Data extract:
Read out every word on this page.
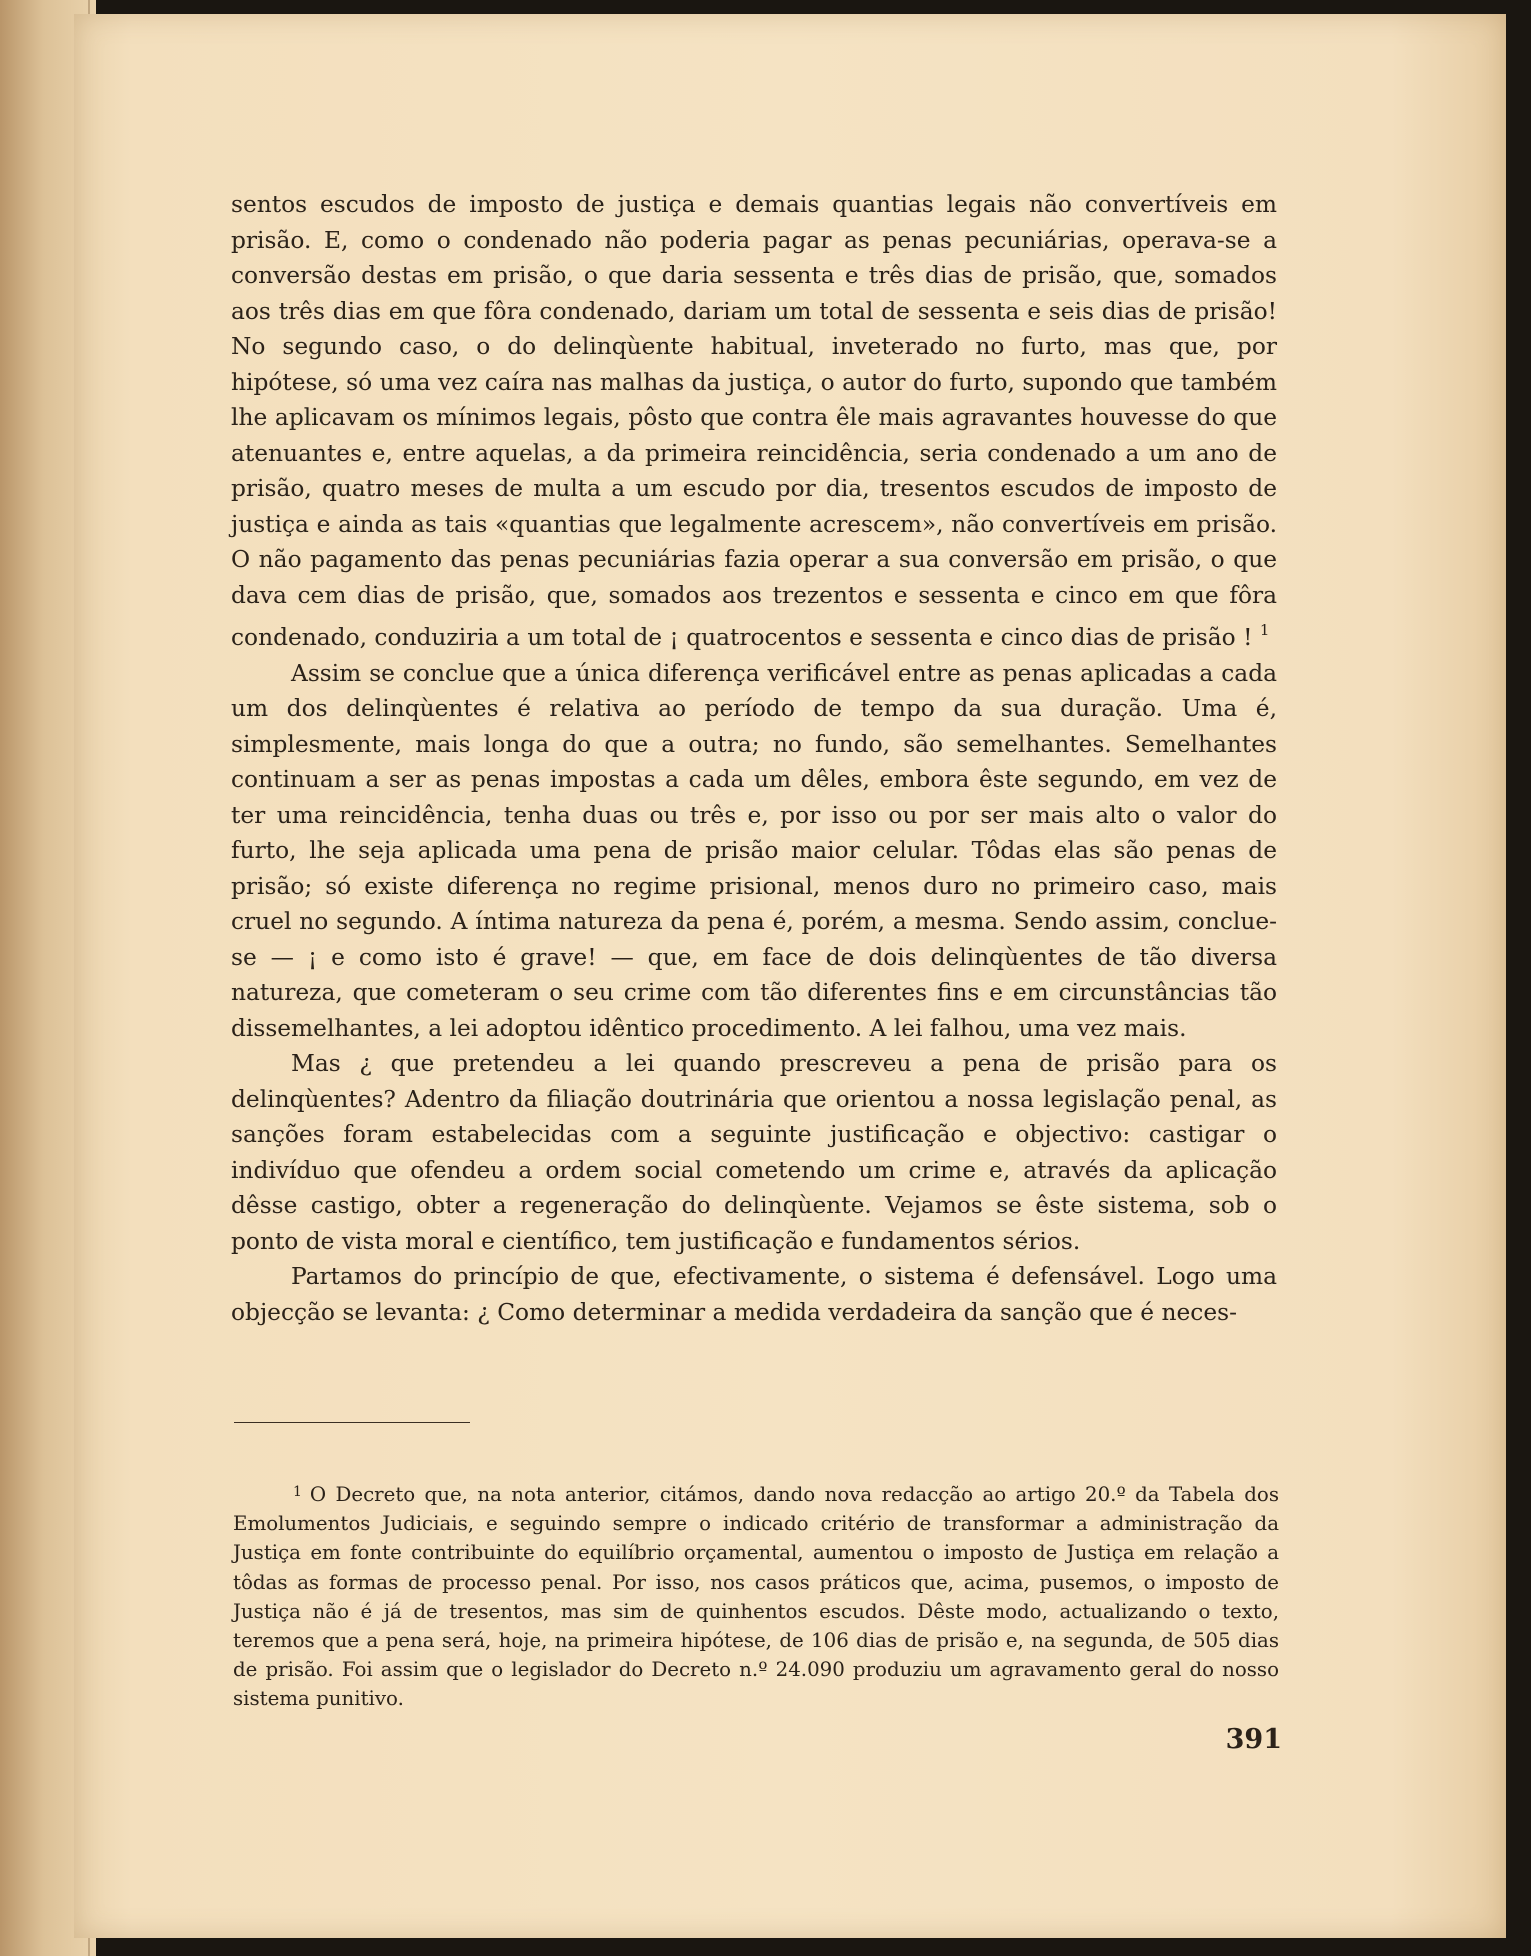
sentos escudos de imposto de justiça e demais quantias legais não convertíveis em prisão. E, como o condenado não poderia pagar as penas pecuniárias, operava-se a conversão destas em prisão, o que daria sessenta e três dias de prisão, que, somados aos três dias em que fôra condenado, dariam um total de sessenta e seis dias de prisão! No segundo caso, o do delinqùente habitual, inveterado no furto, mas que, por hipótese, só uma vez caíra nas malhas da justiça, o autor do furto, supondo que também lhe aplicavam os mínimos legais, pôsto que contra êle mais agravantes houvesse do que atenuantes e, entre aquelas, a da primeira reincidência, seria condenado a um ano de prisão, quatro meses de multa a um escudo por dia, tresentos escudos de imposto de justiça e ainda as tais «quantias que legalmente acrescem», não convertíveis em prisão. O não pagamento das penas pecuniárias fazia operar a sua conversão em prisão, o que dava cem dias de prisão, que, somados aos trezentos e sessenta e cinco em que fôra condenado, conduziria a um total de ¡ quatrocentos e sessenta e cinco dias de prisão ! $^1$

Assim se conclue que a única diferença verificável entre as penas aplicadas a cada um dos delinqùentes é relativa ao período de tempo da sua duração. Uma é, simplesmente, mais longa do que a outra; no fundo, são semelhantes. Semelhantes continuam a ser as penas impostas a cada um dêles, embora êste segundo, em vez de ter uma reincidência, tenha duas ou três e, por isso ou por ser mais alto o valor do furto, lhe seja aplicada uma pena de prisão maior celular. Tôdas elas são penas de prisão; só existe diferença no regime prisional, menos duro no primeiro caso, mais cruel no segundo. A íntima natureza da pena é, porém, a mesma. Sendo assim, conclue-se — ¡ e como isto é grave! — que, em face de dois delinqùentes de tão diversa natureza, que cometeram o seu crime com tão diferentes fins e em circunstâncias tão dissemelhantes, a lei adoptou idêntico procedimento. A lei falhou, uma vez mais.

Mas ¿ que pretendeu a lei quando prescreveu a pena de prisão para os delinqùentes? Adentro da filiação doutrinária que orientou a nossa legislação penal, as sanções foram estabelecidas com a seguinte justificação e objectivo: castigar o indivíduo que ofendeu a ordem social cometendo um crime e, através da aplicação dêsse castigo, obter a regeneração do delinqùente. Vejamos se êste sistema, sob o ponto de vista moral e científico, tem justificação e fundamentos sérios.

Partamos do princípio de que, efectivamente, o sistema é defensável. Logo uma objecção se levanta: ¿ Como determinar a medida verdadeira da sanção que é neces-

$^1$ O Decreto que, na nota anterior, citámos, dando nova redacção ao artigo 20.º da Tabela dos Emolumentos Judiciais, e seguindo sempre o indicado critério de transformar a administração da Justiça em fonte contribuinte do equilíbrio orçamental, aumentou o imposto de Justiça em relação a tôdas as formas de processo penal. Por isso, nos casos práticos que, acima, pusemos, o imposto de Justiça não é já de tresentos, mas sim de quinhentos escudos. Dêste modo, actualizando o texto, teremos que a pena será, hoje, na primeira hipótese, de 106 dias de prisão e, na segunda, de 505 dias de prisão. Foi assim que o legislador do Decreto n.º 24.090 produziu um agravamento geral do nosso sistema punitivo.
391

Challenge: Copy each line of the records precisely and drop any images they hold.

Expected output:
Read out every word on this page.
sentos escudos de imposto de justiça e demais quantias legais não convertíveis em prisão. E, como o condenado não poderia pagar as penas pecuniárias, operava-se a conversão destas em prisão, o que daria sessenta e três dias de prisão, que, somados aos três dias em que fôra condenado, dariam um total de sessenta e seis dias de prisão! No segundo caso, o do delinqùente habitual, inveterado no furto, mas que, por hipótese, só uma vez caíra nas malhas da justiça, o autor do furto, supondo que também lhe aplicavam os mínimos legais, pôsto que contra êle mais agravantes houvesse do que atenuantes e, entre aquelas, a da primeira reincidência, seria condenado a um ano de prisão, quatro meses de multa a um escudo por dia, tresentos escudos de imposto de justiça e ainda as tais «quantias que legalmente acrescem», não convertíveis em prisão. O não pagamento das penas pecuniárias fazia operar a sua conversão em prisão, o que dava cem dias de prisão, que, somados aos trezentos e sessenta e cinco em que fôra condenado, conduziria a um total de ¡ quatrocentos e sessenta e cinco dias de prisão ! $^1$

Assim se conclue que a única diferença verificável entre as penas aplicadas a cada um dos delinqùentes é relativa ao período de tempo da sua duração. Uma é, simplesmente, mais longa do que a outra; no fundo, são semelhantes. Semelhantes continuam a ser as penas impostas a cada um dêles, embora êste segundo, em vez de ter uma reincidência, tenha duas ou três e, por isso ou por ser mais alto o valor do furto, lhe seja aplicada uma pena de prisão maior celular. Tôdas elas são penas de prisão; só existe diferença no regime prisional, menos duro no primeiro caso, mais cruel no segundo. A íntima natureza da pena é, porém, a mesma. Sendo assim, conclue-se — ¡ e como isto é grave! — que, em face de dois delinqùentes de tão diversa natureza, que cometeram o seu crime com tão diferentes fins e em circunstâncias tão dissemelhantes, a lei adoptou idêntico procedimento. A lei falhou, uma vez mais.

Mas ¿ que pretendeu a lei quando prescreveu a pena de prisão para os delinqùentes? Adentro da filiação doutrinária que orientou a nossa legislação penal, as sanções foram estabelecidas com a seguinte justificação e objectivo: castigar o indivíduo que ofendeu a ordem social cometendo um crime e, através da aplicação dêsse castigo, obter a regeneração do delinqùente. Vejamos se êste sistema, sob o ponto de vista moral e científico, tem justificação e fundamentos sérios.

Partamos do princípio de que, efectivamente, o sistema é defensável. Logo uma objecção se levanta: ¿ Como determinar a medida verdadeira da sanção que é neces-

$^1$ O Decreto que, na nota anterior, citámos, dando nova redacção ao artigo 20.º da Tabela dos Emolumentos Judiciais, e seguindo sempre o indicado critério de transformar a administração da Justiça em fonte contribuinte do equilíbrio orçamental, aumentou o imposto de Justiça em relação a tôdas as formas de processo penal. Por isso, nos casos práticos que, acima, pusemos, o imposto de Justiça não é já de tresentos, mas sim de quinhentos escudos. Dêste modo, actualizando o texto, teremos que a pena será, hoje, na primeira hipótese, de 106 dias de prisão e, na segunda, de 505 dias de prisão. Foi assim que o legislador do Decreto n.º 24.090 produziu um agravamento geral do nosso sistema punitivo.
391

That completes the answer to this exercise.